WHAT YOU WILL DO — Transcribe every line of the records verbatim.
-- begin --
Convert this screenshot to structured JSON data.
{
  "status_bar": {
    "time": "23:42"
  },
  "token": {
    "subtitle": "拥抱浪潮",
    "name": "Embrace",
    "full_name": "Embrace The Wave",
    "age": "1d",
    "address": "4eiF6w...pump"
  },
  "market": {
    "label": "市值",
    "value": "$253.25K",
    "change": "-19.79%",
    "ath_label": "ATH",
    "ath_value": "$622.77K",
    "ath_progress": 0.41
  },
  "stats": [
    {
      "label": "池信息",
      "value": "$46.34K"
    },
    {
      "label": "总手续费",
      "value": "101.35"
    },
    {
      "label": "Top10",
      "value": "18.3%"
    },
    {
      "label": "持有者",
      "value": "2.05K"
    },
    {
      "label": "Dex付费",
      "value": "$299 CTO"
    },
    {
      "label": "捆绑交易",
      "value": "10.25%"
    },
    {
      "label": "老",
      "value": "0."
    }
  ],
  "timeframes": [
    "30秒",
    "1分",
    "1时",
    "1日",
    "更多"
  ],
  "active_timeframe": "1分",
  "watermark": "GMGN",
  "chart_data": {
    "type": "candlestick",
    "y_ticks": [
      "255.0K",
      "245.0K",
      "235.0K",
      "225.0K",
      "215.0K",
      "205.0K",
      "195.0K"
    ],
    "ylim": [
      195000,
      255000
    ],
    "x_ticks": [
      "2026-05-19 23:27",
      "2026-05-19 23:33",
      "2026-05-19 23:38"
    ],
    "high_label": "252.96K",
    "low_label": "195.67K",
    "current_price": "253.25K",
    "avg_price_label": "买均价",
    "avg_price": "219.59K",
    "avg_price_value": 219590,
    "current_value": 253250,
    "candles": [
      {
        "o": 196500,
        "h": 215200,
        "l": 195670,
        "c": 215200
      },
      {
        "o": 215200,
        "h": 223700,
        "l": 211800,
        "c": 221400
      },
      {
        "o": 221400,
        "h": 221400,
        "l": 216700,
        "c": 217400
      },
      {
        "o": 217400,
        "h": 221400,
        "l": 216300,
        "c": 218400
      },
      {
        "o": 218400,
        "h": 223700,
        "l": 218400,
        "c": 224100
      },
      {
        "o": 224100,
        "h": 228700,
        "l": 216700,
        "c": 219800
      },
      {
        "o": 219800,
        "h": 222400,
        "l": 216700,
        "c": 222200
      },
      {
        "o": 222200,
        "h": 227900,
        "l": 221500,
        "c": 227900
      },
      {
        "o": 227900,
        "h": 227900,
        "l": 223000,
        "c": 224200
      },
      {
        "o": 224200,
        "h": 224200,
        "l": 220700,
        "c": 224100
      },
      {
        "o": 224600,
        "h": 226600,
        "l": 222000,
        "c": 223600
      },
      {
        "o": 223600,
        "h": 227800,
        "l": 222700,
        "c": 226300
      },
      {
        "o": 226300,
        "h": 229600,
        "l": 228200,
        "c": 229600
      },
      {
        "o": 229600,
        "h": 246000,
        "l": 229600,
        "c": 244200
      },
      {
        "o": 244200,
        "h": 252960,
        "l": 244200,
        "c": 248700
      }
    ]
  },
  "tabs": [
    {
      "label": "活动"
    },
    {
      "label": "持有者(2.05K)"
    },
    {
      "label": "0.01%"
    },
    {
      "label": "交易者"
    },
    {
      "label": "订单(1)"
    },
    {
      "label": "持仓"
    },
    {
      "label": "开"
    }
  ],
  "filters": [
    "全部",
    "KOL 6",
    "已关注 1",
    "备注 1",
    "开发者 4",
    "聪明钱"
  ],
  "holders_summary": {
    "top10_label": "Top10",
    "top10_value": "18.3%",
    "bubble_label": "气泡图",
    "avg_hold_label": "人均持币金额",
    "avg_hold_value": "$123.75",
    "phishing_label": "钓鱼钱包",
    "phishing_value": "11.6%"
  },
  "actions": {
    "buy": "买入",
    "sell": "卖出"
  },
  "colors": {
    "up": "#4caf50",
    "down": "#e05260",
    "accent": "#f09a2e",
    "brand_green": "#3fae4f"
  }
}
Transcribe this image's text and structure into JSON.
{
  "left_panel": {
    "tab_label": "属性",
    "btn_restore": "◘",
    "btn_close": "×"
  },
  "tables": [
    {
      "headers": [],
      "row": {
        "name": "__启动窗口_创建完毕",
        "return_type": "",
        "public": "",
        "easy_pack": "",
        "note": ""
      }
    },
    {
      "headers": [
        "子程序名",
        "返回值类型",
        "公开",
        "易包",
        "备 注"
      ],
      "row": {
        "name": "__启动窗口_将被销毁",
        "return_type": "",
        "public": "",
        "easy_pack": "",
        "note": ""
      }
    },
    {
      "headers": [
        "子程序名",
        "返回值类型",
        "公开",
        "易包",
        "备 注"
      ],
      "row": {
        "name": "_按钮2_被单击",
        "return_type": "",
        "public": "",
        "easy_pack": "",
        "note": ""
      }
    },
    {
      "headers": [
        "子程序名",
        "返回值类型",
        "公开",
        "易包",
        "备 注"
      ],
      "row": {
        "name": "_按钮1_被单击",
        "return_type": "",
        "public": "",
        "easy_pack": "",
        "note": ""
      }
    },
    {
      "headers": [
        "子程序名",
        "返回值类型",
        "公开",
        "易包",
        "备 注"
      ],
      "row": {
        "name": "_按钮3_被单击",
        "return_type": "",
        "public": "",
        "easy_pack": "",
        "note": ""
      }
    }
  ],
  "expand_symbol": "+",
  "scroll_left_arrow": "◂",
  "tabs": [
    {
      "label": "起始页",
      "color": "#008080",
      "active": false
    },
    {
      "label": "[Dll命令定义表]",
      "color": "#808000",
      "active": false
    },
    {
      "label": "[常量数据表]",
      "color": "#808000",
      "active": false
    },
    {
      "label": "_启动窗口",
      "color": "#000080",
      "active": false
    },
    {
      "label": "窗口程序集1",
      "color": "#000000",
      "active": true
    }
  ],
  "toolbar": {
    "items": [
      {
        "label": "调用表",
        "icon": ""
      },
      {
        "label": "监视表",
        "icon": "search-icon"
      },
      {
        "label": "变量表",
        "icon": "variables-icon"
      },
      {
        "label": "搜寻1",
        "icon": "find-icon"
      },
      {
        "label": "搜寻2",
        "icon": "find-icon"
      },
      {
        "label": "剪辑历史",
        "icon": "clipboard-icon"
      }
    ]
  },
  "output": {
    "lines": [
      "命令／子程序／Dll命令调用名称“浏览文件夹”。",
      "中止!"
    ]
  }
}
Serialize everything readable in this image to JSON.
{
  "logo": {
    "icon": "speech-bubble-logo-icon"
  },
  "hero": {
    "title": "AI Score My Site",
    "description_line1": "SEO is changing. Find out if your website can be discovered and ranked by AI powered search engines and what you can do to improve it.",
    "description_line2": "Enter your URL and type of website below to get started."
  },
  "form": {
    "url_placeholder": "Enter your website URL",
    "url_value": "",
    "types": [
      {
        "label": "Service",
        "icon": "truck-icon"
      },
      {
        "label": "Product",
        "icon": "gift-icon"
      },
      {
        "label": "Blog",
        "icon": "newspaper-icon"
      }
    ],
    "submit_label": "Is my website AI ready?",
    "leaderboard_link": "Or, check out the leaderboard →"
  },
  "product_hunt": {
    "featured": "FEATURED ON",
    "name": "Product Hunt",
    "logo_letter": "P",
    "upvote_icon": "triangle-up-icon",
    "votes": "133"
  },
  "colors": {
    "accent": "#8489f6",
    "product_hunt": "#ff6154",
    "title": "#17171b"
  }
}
-- end --
RESPONSE TO THIS TASK —
Convert this screenshot to structured JSON data.
{
  "status_bar": {
    "time": "23:42"
  },
  "token": {
    "subtitle": "拥抱浪潮",
    "name": "Embrace",
    "full_name": "Embrace The Wave",
    "age": "1d",
    "address": "4eiF6w...pump"
  },
  "market": {
    "label": "市值",
    "value": "$253.25K",
    "change": "-19.79%",
    "ath_label": "ATH",
    "ath_value": "$622.77K",
    "ath_progress": 0.41
  },
  "stats": [
    {
      "label": "池信息",
      "value": "$46.34K"
    },
    {
      "label": "总手续费",
      "value": "101.35"
    },
    {
      "label": "Top10",
      "value": "18.3%"
    },
    {
      "label": "持有者",
      "value": "2.05K"
    },
    {
      "label": "Dex付费",
      "value": "$299 CTO"
    },
    {
      "label": "捆绑交易",
      "value": "10.25%"
    },
    {
      "label": "老",
      "value": "0."
    }
  ],
  "timeframes": [
    "30秒",
    "1分",
    "1时",
    "1日",
    "更多"
  ],
  "active_timeframe": "1分",
  "watermark": "GMGN",
  "chart_data": {
    "type": "candlestick",
    "y_ticks": [
      "255.0K",
      "245.0K",
      "235.0K",
      "225.0K",
      "215.0K",
      "205.0K",
      "195.0K"
    ],
    "ylim": [
      195000,
      255000
    ],
    "x_ticks": [
      "2026-05-19 23:27",
      "2026-05-19 23:33",
      "2026-05-19 23:38"
    ],
    "high_label": "252.96K",
    "low_label": "195.67K",
    "current_price": "253.25K",
    "avg_price_label": "买均价",
    "avg_price": "219.59K",
    "avg_price_value": 219590,
    "current_value": 253250,
    "candles": [
      {
        "o": 196500,
        "h": 215200,
        "l": 195670,
        "c": 215200
      },
      {
        "o": 215200,
        "h": 223700,
        "l": 211800,
        "c": 221400
      },
      {
        "o": 221400,
        "h": 221400,
        "l": 216700,
        "c": 217400
      },
      {
        "o": 217400,
        "h": 221400,
        "l": 216300,
        "c": 218400
      },
      {
        "o": 218400,
        "h": 223700,
        "l": 218400,
        "c": 224100
      },
      {
        "o": 224100,
        "h": 228700,
        "l": 216700,
        "c": 219800
      },
      {
        "o": 219800,
        "h": 222400,
        "l": 216700,
        "c": 222200
      },
      {
        "o": 222200,
        "h": 227900,
        "l": 221500,
        "c": 227900
      },
      {
        "o": 227900,
        "h": 227900,
        "l": 223000,
        "c": 224200
      },
      {
        "o": 224200,
        "h": 224200,
        "l": 220700,
        "c": 224100
      },
      {
        "o": 224600,
        "h": 226600,
        "l": 222000,
        "c": 223600
      },
      {
        "o": 223600,
        "h": 227800,
        "l": 222700,
        "c": 226300
      },
      {
        "o": 226300,
        "h": 229600,
        "l": 228200,
        "c": 229600
      },
      {
        "o": 229600,
        "h": 246000,
        "l": 229600,
        "c": 244200
      },
      {
        "o": 244200,
        "h": 252960,
        "l": 244200,
        "c": 248700
      }
    ]
  },
  "tabs": [
    {
      "label": "活动"
    },
    {
      "label": "持有者(2.05K)"
    },
    {
      "label": "0.01%"
    },
    {
      "label": "交易者"
    },
    {
      "label": "订单(1)"
    },
    {
      "label": "持仓"
    },
    {
      "label": "开"
    }
  ],
  "filters": [
    "全部",
    "KOL 6",
    "已关注 1",
    "备注 1",
    "开发者 4",
    "聪明钱"
  ],
  "holders_summary": {
    "top10_label": "Top10",
    "top10_value": "18.3%",
    "bubble_label": "气泡图",
    "avg_hold_label": "人均持币金额",
    "avg_hold_value": "$123.75",
    "phishing_label": "钓鱼钱包",
    "phishing_value": "11.6%"
  },
  "actions": {
    "buy": "买入",
    "sell": "卖出"
  },
  "colors": {
    "up": "#4caf50",
    "down": "#e05260",
    "accent": "#f09a2e",
    "brand_green": "#3fae4f"
  }
}
Transcribe this image's text and structure into JSON.
{
  "left_panel": {
    "tab_label": "属性",
    "btn_restore": "◘",
    "btn_close": "×"
  },
  "tables": [
    {
      "headers": [],
      "row": {
        "name": "__启动窗口_创建完毕",
        "return_type": "",
        "public": "",
        "easy_pack": "",
        "note": ""
      }
    },
    {
      "headers": [
        "子程序名",
        "返回值类型",
        "公开",
        "易包",
        "备 注"
      ],
      "row": {
        "name": "__启动窗口_将被销毁",
        "return_type": "",
        "public": "",
        "easy_pack": "",
        "note": ""
      }
    },
    {
      "headers": [
        "子程序名",
        "返回值类型",
        "公开",
        "易包",
        "备 注"
      ],
      "row": {
        "name": "_按钮2_被单击",
        "return_type": "",
        "public": "",
        "easy_pack": "",
        "note": ""
      }
    },
    {
      "headers": [
        "子程序名",
        "返回值类型",
        "公开",
        "易包",
        "备 注"
      ],
      "row": {
        "name": "_按钮1_被单击",
        "return_type": "",
        "public": "",
        "easy_pack": "",
        "note": ""
      }
    },
    {
      "headers": [
        "子程序名",
        "返回值类型",
        "公开",
        "易包",
        "备 注"
      ],
      "row": {
        "name": "_按钮3_被单击",
        "return_type": "",
        "public": "",
        "easy_pack": "",
        "note": ""
      }
    }
  ],
  "expand_symbol": "+",
  "scroll_left_arrow": "◂",
  "tabs": [
    {
      "label": "起始页",
      "color": "#008080",
      "active": false
    },
    {
      "label": "[Dll命令定义表]",
      "color": "#808000",
      "active": false
    },
    {
      "label": "[常量数据表]",
      "color": "#808000",
      "active": false
    },
    {
      "label": "_启动窗口",
      "color": "#000080",
      "active": false
    },
    {
      "label": "窗口程序集1",
      "color": "#000000",
      "active": true
    }
  ],
  "toolbar": {
    "items": [
      {
        "label": "调用表",
        "icon": ""
      },
      {
        "label": "监视表",
        "icon": "search-icon"
      },
      {
        "label": "变量表",
        "icon": "variables-icon"
      },
      {
        "label": "搜寻1",
        "icon": "find-icon"
      },
      {
        "label": "搜寻2",
        "icon": "find-icon"
      },
      {
        "label": "剪辑历史",
        "icon": "clipboard-icon"
      }
    ]
  },
  "output": {
    "lines": [
      "命令／子程序／Dll命令调用名称“浏览文件夹”。",
      "中止!"
    ]
  }
}
Serialize everything readable in this image to JSON.
{
  "logo": {
    "icon": "speech-bubble-logo-icon"
  },
  "hero": {
    "title": "AI Score My Site",
    "description_line1": "SEO is changing. Find out if your website can be discovered and ranked by AI powered search engines and what you can do to improve it.",
    "description_line2": "Enter your URL and type of website below to get started."
  },
  "form": {
    "url_placeholder": "Enter your website URL",
    "url_value": "",
    "types": [
      {
        "label": "Service",
        "icon": "truck-icon"
      },
      {
        "label": "Product",
        "icon": "gift-icon"
      },
      {
        "label": "Blog",
        "icon": "newspaper-icon"
      }
    ],
    "submit_label": "Is my website AI ready?",
    "leaderboard_link": "Or, check out the leaderboard →"
  },
  "product_hunt": {
    "featured": "FEATURED ON",
    "name": "Product Hunt",
    "logo_letter": "P",
    "upvote_icon": "triangle-up-icon",
    "votes": "133"
  },
  "colors": {
    "accent": "#8489f6",
    "product_hunt": "#ff6154",
    "title": "#17171b"
  }
}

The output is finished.